▶ [PROBLEM TO WORK ON] Identify the lines holding "image" and copy them.

━━ PROVIDED DATA ━━

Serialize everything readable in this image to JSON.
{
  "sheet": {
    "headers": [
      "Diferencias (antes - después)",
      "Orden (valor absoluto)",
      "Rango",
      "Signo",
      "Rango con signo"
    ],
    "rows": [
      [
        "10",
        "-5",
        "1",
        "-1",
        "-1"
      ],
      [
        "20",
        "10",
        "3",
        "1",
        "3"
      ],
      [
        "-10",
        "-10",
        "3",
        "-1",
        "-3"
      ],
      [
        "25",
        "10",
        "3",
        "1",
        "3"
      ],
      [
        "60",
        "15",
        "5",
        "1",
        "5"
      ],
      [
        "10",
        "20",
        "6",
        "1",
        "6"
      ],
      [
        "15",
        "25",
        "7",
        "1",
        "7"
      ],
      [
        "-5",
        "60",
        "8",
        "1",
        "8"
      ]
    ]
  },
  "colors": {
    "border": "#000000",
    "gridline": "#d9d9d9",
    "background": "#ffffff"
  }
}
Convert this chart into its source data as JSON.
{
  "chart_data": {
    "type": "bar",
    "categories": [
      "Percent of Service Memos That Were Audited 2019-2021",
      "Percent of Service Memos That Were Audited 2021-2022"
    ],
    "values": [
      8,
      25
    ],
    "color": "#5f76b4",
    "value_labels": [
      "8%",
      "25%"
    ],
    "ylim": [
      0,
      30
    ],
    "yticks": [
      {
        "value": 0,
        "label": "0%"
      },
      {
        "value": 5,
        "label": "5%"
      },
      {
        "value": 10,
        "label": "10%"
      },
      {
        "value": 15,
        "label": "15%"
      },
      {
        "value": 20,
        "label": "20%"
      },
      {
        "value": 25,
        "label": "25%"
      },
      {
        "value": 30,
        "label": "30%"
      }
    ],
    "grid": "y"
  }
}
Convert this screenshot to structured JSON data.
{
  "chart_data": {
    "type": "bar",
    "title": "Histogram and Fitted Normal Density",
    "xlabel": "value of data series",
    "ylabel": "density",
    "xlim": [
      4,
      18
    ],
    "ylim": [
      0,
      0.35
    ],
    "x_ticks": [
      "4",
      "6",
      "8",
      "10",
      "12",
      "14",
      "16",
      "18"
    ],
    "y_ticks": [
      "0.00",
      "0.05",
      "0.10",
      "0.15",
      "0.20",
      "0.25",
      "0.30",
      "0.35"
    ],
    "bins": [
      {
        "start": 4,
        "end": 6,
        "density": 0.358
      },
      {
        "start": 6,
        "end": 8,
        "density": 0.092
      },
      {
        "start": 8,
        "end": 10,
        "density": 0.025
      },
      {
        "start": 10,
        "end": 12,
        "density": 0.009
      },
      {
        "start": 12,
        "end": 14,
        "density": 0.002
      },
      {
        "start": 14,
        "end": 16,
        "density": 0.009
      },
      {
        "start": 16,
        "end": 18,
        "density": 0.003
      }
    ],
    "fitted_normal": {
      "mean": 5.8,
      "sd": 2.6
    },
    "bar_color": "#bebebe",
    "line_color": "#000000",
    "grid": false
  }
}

━━━
━━ PROVIDED DATA ━━

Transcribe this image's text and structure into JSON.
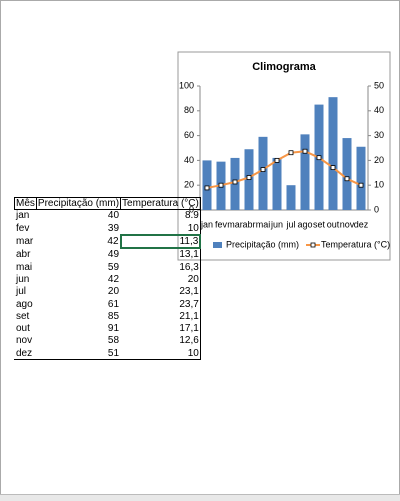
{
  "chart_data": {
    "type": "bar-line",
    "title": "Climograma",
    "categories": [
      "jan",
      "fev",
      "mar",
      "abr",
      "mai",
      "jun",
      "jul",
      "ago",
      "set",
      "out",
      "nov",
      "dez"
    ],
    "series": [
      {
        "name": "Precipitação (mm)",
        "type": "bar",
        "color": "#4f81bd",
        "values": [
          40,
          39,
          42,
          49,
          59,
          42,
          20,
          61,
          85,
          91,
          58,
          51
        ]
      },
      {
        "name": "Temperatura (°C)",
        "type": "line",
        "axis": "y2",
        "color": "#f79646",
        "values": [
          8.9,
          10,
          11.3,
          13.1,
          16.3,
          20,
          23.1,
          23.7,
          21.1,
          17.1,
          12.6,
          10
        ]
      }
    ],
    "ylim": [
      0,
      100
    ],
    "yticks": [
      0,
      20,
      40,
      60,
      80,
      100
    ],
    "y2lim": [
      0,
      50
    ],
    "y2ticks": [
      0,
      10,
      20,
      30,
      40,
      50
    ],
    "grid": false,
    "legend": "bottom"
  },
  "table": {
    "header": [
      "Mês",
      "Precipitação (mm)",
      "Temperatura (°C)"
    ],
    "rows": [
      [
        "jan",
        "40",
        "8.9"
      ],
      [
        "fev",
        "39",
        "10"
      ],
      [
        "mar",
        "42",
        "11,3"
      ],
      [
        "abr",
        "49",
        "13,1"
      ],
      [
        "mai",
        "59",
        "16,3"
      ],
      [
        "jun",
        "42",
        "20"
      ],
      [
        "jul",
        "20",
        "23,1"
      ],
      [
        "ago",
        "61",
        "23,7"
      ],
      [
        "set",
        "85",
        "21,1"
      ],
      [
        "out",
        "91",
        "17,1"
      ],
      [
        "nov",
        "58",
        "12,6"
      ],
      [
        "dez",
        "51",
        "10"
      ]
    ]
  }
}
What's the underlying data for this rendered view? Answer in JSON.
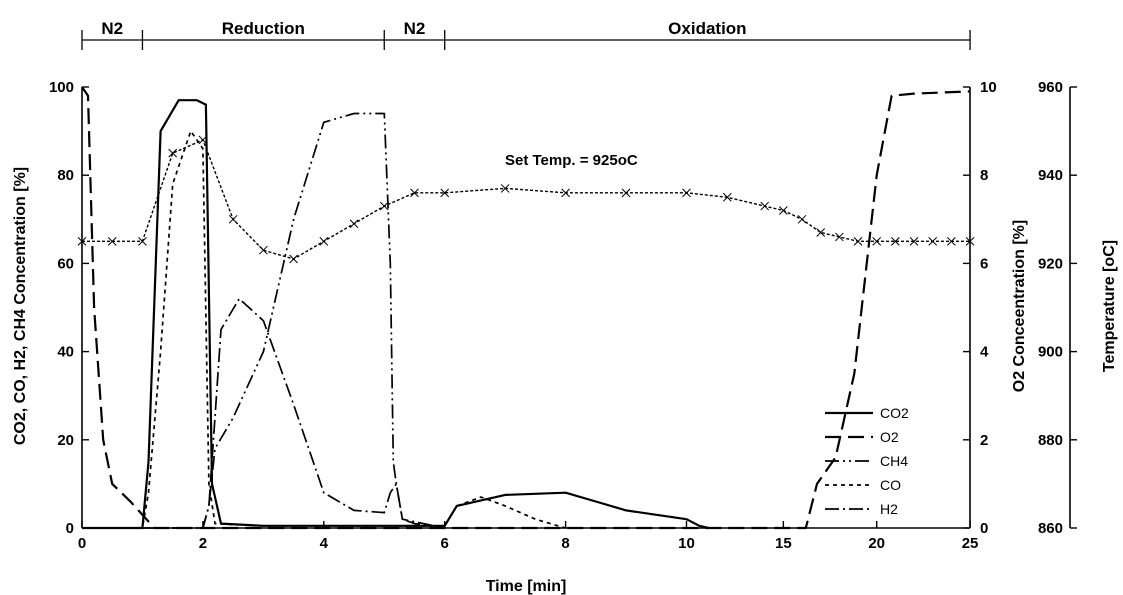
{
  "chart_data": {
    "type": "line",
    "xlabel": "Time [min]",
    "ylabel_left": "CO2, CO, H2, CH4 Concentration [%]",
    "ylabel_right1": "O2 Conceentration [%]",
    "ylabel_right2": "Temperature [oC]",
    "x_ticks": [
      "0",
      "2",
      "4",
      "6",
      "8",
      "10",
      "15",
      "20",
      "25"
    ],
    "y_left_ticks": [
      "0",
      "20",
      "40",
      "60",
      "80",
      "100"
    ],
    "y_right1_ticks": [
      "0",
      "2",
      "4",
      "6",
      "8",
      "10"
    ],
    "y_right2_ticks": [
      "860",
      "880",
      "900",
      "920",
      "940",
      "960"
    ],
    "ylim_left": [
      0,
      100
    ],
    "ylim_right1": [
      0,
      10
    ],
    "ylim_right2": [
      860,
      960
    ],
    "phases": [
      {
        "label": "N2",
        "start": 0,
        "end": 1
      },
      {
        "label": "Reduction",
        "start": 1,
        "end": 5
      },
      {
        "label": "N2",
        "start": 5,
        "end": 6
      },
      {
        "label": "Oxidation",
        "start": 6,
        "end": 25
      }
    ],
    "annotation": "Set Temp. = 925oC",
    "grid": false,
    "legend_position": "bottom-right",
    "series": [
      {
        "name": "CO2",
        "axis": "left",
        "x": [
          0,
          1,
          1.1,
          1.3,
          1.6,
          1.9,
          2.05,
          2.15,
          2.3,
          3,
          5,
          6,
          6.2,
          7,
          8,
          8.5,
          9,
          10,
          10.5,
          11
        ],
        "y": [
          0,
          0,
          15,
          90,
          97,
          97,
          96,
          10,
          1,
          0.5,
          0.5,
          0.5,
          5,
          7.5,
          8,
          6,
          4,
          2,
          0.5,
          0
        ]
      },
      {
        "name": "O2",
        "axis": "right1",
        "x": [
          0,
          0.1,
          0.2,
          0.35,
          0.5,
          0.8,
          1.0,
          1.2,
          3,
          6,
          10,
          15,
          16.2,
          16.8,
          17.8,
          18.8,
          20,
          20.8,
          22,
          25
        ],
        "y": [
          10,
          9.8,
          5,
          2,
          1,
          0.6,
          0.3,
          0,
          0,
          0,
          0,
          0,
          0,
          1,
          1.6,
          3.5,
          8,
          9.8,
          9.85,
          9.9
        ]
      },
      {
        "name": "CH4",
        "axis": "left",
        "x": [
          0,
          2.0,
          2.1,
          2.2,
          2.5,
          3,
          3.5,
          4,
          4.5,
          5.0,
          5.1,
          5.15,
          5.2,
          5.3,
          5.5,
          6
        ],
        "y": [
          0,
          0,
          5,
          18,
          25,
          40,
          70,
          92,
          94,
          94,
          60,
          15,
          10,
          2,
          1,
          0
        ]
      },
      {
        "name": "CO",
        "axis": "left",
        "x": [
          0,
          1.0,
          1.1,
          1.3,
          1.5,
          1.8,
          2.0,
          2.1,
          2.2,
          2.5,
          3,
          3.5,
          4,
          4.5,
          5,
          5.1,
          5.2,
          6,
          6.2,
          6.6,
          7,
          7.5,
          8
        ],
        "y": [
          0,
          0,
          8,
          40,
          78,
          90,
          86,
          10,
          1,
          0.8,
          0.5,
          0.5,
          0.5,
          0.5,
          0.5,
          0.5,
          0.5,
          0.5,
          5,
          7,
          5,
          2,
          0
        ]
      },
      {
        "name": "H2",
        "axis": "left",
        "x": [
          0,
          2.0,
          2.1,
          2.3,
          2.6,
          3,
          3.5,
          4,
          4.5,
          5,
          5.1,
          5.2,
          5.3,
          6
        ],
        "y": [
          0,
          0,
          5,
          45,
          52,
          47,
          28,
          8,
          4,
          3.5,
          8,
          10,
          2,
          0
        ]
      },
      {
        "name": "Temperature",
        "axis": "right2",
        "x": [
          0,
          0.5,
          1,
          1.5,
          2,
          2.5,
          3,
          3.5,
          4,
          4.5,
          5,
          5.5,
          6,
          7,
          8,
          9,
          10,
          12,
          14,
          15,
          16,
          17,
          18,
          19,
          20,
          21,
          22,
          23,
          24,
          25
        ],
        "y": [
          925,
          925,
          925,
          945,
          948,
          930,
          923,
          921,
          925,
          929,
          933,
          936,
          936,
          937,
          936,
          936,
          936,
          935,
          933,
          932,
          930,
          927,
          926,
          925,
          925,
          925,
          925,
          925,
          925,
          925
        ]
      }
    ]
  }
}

━━━

▶ [RESPONSE TO THE TASK]
Serialize everything readable in this image to JSON.
Transcribe this image's text and structure into JSON.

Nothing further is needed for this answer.